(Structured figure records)

· · · ·

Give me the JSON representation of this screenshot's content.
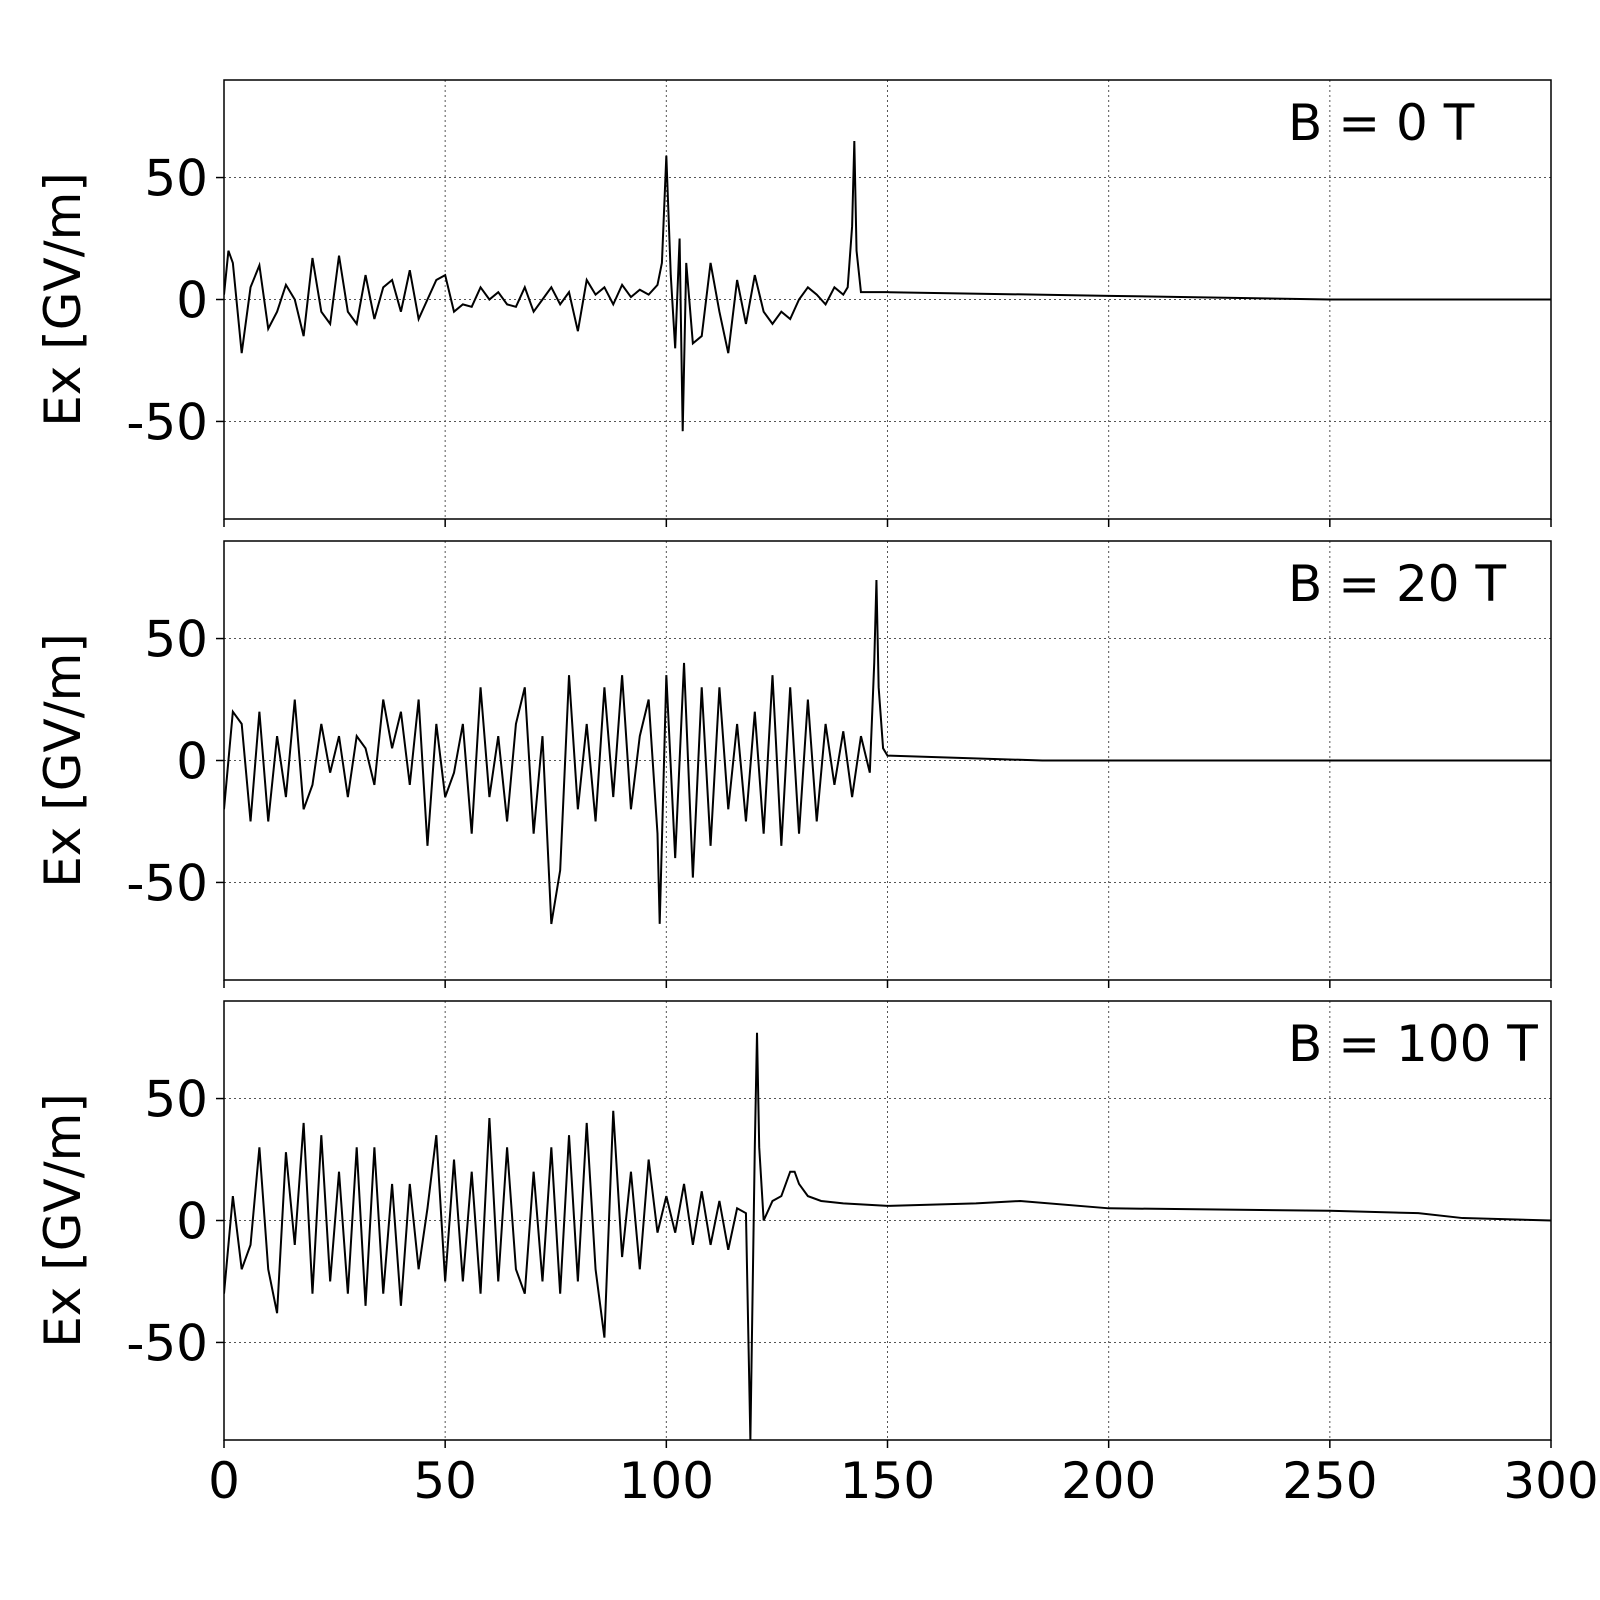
{
  "chart_data": [
    {
      "type": "line",
      "annotation": "B = 0 T",
      "ylabel": "Ex [GV/m]",
      "xlim": [
        0,
        300
      ],
      "xticks": [
        0,
        50,
        100,
        150,
        200,
        250,
        300
      ],
      "ylim": [
        -90,
        90
      ],
      "yticks": [
        -50,
        0,
        50
      ],
      "grid": true,
      "color": "#000000",
      "x": [
        0,
        1,
        2,
        4,
        6,
        8,
        10,
        12,
        14,
        16,
        18,
        20,
        22,
        24,
        26,
        28,
        30,
        32,
        34,
        36,
        38,
        40,
        42,
        44,
        46,
        48,
        50,
        52,
        54,
        56,
        58,
        60,
        62,
        64,
        66,
        68,
        70,
        72,
        74,
        76,
        78,
        80,
        82,
        84,
        86,
        88,
        90,
        92,
        94,
        96,
        98,
        99,
        100,
        101,
        102,
        103,
        103.7,
        104.5,
        106,
        108,
        110,
        112,
        114,
        116,
        118,
        120,
        122,
        124,
        126,
        128,
        130,
        132,
        134,
        136,
        138,
        140,
        141,
        142,
        142.5,
        143,
        144,
        150,
        200,
        250,
        300
      ],
      "values": [
        2,
        20,
        15,
        -22,
        5,
        14,
        -12,
        -5,
        6,
        0,
        -15,
        17,
        -5,
        -10,
        18,
        -5,
        -10,
        10,
        -8,
        5,
        8,
        -5,
        12,
        -8,
        0,
        8,
        10,
        -5,
        -2,
        -3,
        5,
        0,
        3,
        -2,
        -3,
        5,
        -5,
        0,
        5,
        -2,
        3,
        -13,
        8,
        2,
        5,
        -2,
        6,
        1,
        4,
        2,
        6,
        15,
        59,
        10,
        -20,
        25,
        -54,
        15,
        -18,
        -15,
        15,
        -5,
        -22,
        8,
        -10,
        10,
        -5,
        -10,
        -5,
        -8,
        0,
        5,
        2,
        -2,
        5,
        2,
        5,
        30,
        65,
        20,
        3,
        3,
        1.5,
        0,
        0
      ]
    },
    {
      "type": "line",
      "annotation": "B = 20 T",
      "ylabel": "Ex [GV/m]",
      "xlim": [
        0,
        300
      ],
      "xticks": [
        0,
        50,
        100,
        150,
        200,
        250,
        300
      ],
      "ylim": [
        -90,
        90
      ],
      "yticks": [
        -50,
        0,
        50
      ],
      "grid": true,
      "color": "#000000",
      "x": [
        0,
        2,
        4,
        6,
        8,
        10,
        12,
        14,
        16,
        18,
        20,
        22,
        24,
        26,
        28,
        30,
        32,
        34,
        36,
        38,
        40,
        42,
        44,
        46,
        48,
        50,
        52,
        54,
        56,
        58,
        60,
        62,
        64,
        66,
        68,
        70,
        72,
        74,
        76,
        78,
        80,
        82,
        84,
        86,
        88,
        90,
        92,
        94,
        96,
        98,
        98.5,
        100,
        102,
        104,
        106,
        108,
        110,
        112,
        114,
        116,
        118,
        120,
        122,
        124,
        126,
        128,
        130,
        132,
        134,
        136,
        138,
        140,
        142,
        144,
        146,
        147,
        147.5,
        148,
        149,
        150,
        185,
        300
      ],
      "values": [
        -20,
        20,
        15,
        -25,
        20,
        -25,
        10,
        -15,
        25,
        -20,
        -10,
        15,
        -5,
        10,
        -15,
        10,
        5,
        -10,
        25,
        5,
        20,
        -10,
        25,
        -35,
        15,
        -15,
        -5,
        15,
        -30,
        30,
        -15,
        10,
        -25,
        15,
        30,
        -30,
        10,
        -67,
        -45,
        35,
        -20,
        15,
        -25,
        30,
        -15,
        35,
        -20,
        10,
        25,
        -30,
        -67,
        35,
        -40,
        40,
        -48,
        30,
        -35,
        30,
        -20,
        15,
        -25,
        20,
        -30,
        35,
        -35,
        30,
        -30,
        25,
        -25,
        15,
        -10,
        12,
        -15,
        10,
        -5,
        40,
        74,
        30,
        5,
        2,
        0,
        0
      ]
    },
    {
      "type": "line",
      "annotation": "B = 100 T",
      "ylabel": "Ex [GV/m]",
      "xlim": [
        0,
        300
      ],
      "xticks": [
        0,
        50,
        100,
        150,
        200,
        250,
        300
      ],
      "ylim": [
        -90,
        90
      ],
      "yticks": [
        -50,
        0,
        50
      ],
      "grid": true,
      "color": "#000000",
      "x": [
        0,
        2,
        4,
        6,
        8,
        10,
        12,
        14,
        16,
        18,
        20,
        22,
        24,
        26,
        28,
        30,
        32,
        34,
        36,
        38,
        40,
        42,
        44,
        46,
        48,
        50,
        52,
        54,
        56,
        58,
        60,
        62,
        64,
        66,
        68,
        70,
        72,
        74,
        76,
        78,
        80,
        82,
        84,
        86,
        88,
        90,
        92,
        94,
        96,
        98,
        100,
        102,
        104,
        106,
        108,
        110,
        112,
        114,
        116,
        118,
        119,
        120,
        120.5,
        121,
        122,
        124,
        126,
        128,
        129,
        130,
        132,
        135,
        140,
        150,
        170,
        180,
        200,
        250,
        270,
        280,
        300
      ],
      "values": [
        -30,
        10,
        -20,
        -10,
        30,
        -20,
        -38,
        28,
        -10,
        40,
        -30,
        35,
        -25,
        20,
        -30,
        30,
        -35,
        30,
        -30,
        15,
        -35,
        15,
        -20,
        5,
        35,
        -25,
        25,
        -25,
        20,
        -30,
        42,
        -25,
        30,
        -20,
        -30,
        20,
        -25,
        30,
        -30,
        35,
        -25,
        40,
        -20,
        -48,
        45,
        -15,
        20,
        -20,
        25,
        -5,
        10,
        -5,
        15,
        -10,
        12,
        -10,
        8,
        -12,
        5,
        3,
        -90,
        30,
        77,
        30,
        0,
        8,
        10,
        20,
        20,
        15,
        10,
        8,
        7,
        6,
        7,
        8,
        5,
        4,
        3,
        1,
        0
      ]
    }
  ]
}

· · · ·

Task to complete:
Without including any pictures, reproduce the listing exactly.

Solution:
Give me the JSON representation of this screenshot's content.
{
  "chart_data": [
    {
      "type": "line",
      "annotation": "B = 0 T",
      "ylabel": "Ex [GV/m]",
      "xlim": [
        0,
        300
      ],
      "xticks": [
        0,
        50,
        100,
        150,
        200,
        250,
        300
      ],
      "ylim": [
        -90,
        90
      ],
      "yticks": [
        -50,
        0,
        50
      ],
      "grid": true,
      "color": "#000000",
      "x": [
        0,
        1,
        2,
        4,
        6,
        8,
        10,
        12,
        14,
        16,
        18,
        20,
        22,
        24,
        26,
        28,
        30,
        32,
        34,
        36,
        38,
        40,
        42,
        44,
        46,
        48,
        50,
        52,
        54,
        56,
        58,
        60,
        62,
        64,
        66,
        68,
        70,
        72,
        74,
        76,
        78,
        80,
        82,
        84,
        86,
        88,
        90,
        92,
        94,
        96,
        98,
        99,
        100,
        101,
        102,
        103,
        103.7,
        104.5,
        106,
        108,
        110,
        112,
        114,
        116,
        118,
        120,
        122,
        124,
        126,
        128,
        130,
        132,
        134,
        136,
        138,
        140,
        141,
        142,
        142.5,
        143,
        144,
        150,
        200,
        250,
        300
      ],
      "values": [
        2,
        20,
        15,
        -22,
        5,
        14,
        -12,
        -5,
        6,
        0,
        -15,
        17,
        -5,
        -10,
        18,
        -5,
        -10,
        10,
        -8,
        5,
        8,
        -5,
        12,
        -8,
        0,
        8,
        10,
        -5,
        -2,
        -3,
        5,
        0,
        3,
        -2,
        -3,
        5,
        -5,
        0,
        5,
        -2,
        3,
        -13,
        8,
        2,
        5,
        -2,
        6,
        1,
        4,
        2,
        6,
        15,
        59,
        10,
        -20,
        25,
        -54,
        15,
        -18,
        -15,
        15,
        -5,
        -22,
        8,
        -10,
        10,
        -5,
        -10,
        -5,
        -8,
        0,
        5,
        2,
        -2,
        5,
        2,
        5,
        30,
        65,
        20,
        3,
        3,
        1.5,
        0,
        0
      ]
    },
    {
      "type": "line",
      "annotation": "B = 20 T",
      "ylabel": "Ex [GV/m]",
      "xlim": [
        0,
        300
      ],
      "xticks": [
        0,
        50,
        100,
        150,
        200,
        250,
        300
      ],
      "ylim": [
        -90,
        90
      ],
      "yticks": [
        -50,
        0,
        50
      ],
      "grid": true,
      "color": "#000000",
      "x": [
        0,
        2,
        4,
        6,
        8,
        10,
        12,
        14,
        16,
        18,
        20,
        22,
        24,
        26,
        28,
        30,
        32,
        34,
        36,
        38,
        40,
        42,
        44,
        46,
        48,
        50,
        52,
        54,
        56,
        58,
        60,
        62,
        64,
        66,
        68,
        70,
        72,
        74,
        76,
        78,
        80,
        82,
        84,
        86,
        88,
        90,
        92,
        94,
        96,
        98,
        98.5,
        100,
        102,
        104,
        106,
        108,
        110,
        112,
        114,
        116,
        118,
        120,
        122,
        124,
        126,
        128,
        130,
        132,
        134,
        136,
        138,
        140,
        142,
        144,
        146,
        147,
        147.5,
        148,
        149,
        150,
        185,
        300
      ],
      "values": [
        -20,
        20,
        15,
        -25,
        20,
        -25,
        10,
        -15,
        25,
        -20,
        -10,
        15,
        -5,
        10,
        -15,
        10,
        5,
        -10,
        25,
        5,
        20,
        -10,
        25,
        -35,
        15,
        -15,
        -5,
        15,
        -30,
        30,
        -15,
        10,
        -25,
        15,
        30,
        -30,
        10,
        -67,
        -45,
        35,
        -20,
        15,
        -25,
        30,
        -15,
        35,
        -20,
        10,
        25,
        -30,
        -67,
        35,
        -40,
        40,
        -48,
        30,
        -35,
        30,
        -20,
        15,
        -25,
        20,
        -30,
        35,
        -35,
        30,
        -30,
        25,
        -25,
        15,
        -10,
        12,
        -15,
        10,
        -5,
        40,
        74,
        30,
        5,
        2,
        0,
        0
      ]
    },
    {
      "type": "line",
      "annotation": "B = 100 T",
      "ylabel": "Ex [GV/m]",
      "xlim": [
        0,
        300
      ],
      "xticks": [
        0,
        50,
        100,
        150,
        200,
        250,
        300
      ],
      "ylim": [
        -90,
        90
      ],
      "yticks": [
        -50,
        0,
        50
      ],
      "grid": true,
      "color": "#000000",
      "x": [
        0,
        2,
        4,
        6,
        8,
        10,
        12,
        14,
        16,
        18,
        20,
        22,
        24,
        26,
        28,
        30,
        32,
        34,
        36,
        38,
        40,
        42,
        44,
        46,
        48,
        50,
        52,
        54,
        56,
        58,
        60,
        62,
        64,
        66,
        68,
        70,
        72,
        74,
        76,
        78,
        80,
        82,
        84,
        86,
        88,
        90,
        92,
        94,
        96,
        98,
        100,
        102,
        104,
        106,
        108,
        110,
        112,
        114,
        116,
        118,
        119,
        120,
        120.5,
        121,
        122,
        124,
        126,
        128,
        129,
        130,
        132,
        135,
        140,
        150,
        170,
        180,
        200,
        250,
        270,
        280,
        300
      ],
      "values": [
        -30,
        10,
        -20,
        -10,
        30,
        -20,
        -38,
        28,
        -10,
        40,
        -30,
        35,
        -25,
        20,
        -30,
        30,
        -35,
        30,
        -30,
        15,
        -35,
        15,
        -20,
        5,
        35,
        -25,
        25,
        -25,
        20,
        -30,
        42,
        -25,
        30,
        -20,
        -30,
        20,
        -25,
        30,
        -30,
        35,
        -25,
        40,
        -20,
        -48,
        45,
        -15,
        20,
        -20,
        25,
        -5,
        10,
        -5,
        15,
        -10,
        12,
        -10,
        8,
        -12,
        5,
        3,
        -90,
        30,
        77,
        30,
        0,
        8,
        10,
        20,
        20,
        15,
        10,
        8,
        7,
        6,
        7,
        8,
        5,
        4,
        3,
        1,
        0
      ]
    }
  ]
}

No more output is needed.